# REQUIREMENTS
Find the lines of data that contain the string "kind", then list them.

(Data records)
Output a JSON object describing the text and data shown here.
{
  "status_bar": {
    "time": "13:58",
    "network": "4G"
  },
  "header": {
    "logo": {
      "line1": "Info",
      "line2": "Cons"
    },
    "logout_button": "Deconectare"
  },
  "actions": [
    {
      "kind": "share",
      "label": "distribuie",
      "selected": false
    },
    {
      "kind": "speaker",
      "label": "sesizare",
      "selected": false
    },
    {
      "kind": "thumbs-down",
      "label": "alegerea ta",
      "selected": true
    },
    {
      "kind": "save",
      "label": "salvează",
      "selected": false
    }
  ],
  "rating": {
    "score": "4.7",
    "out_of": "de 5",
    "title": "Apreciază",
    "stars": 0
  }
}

# TASK SOLUTION
      "kind": "share",
      "kind": "speaker",
      "kind": "thumbs-down",
      "kind": "save",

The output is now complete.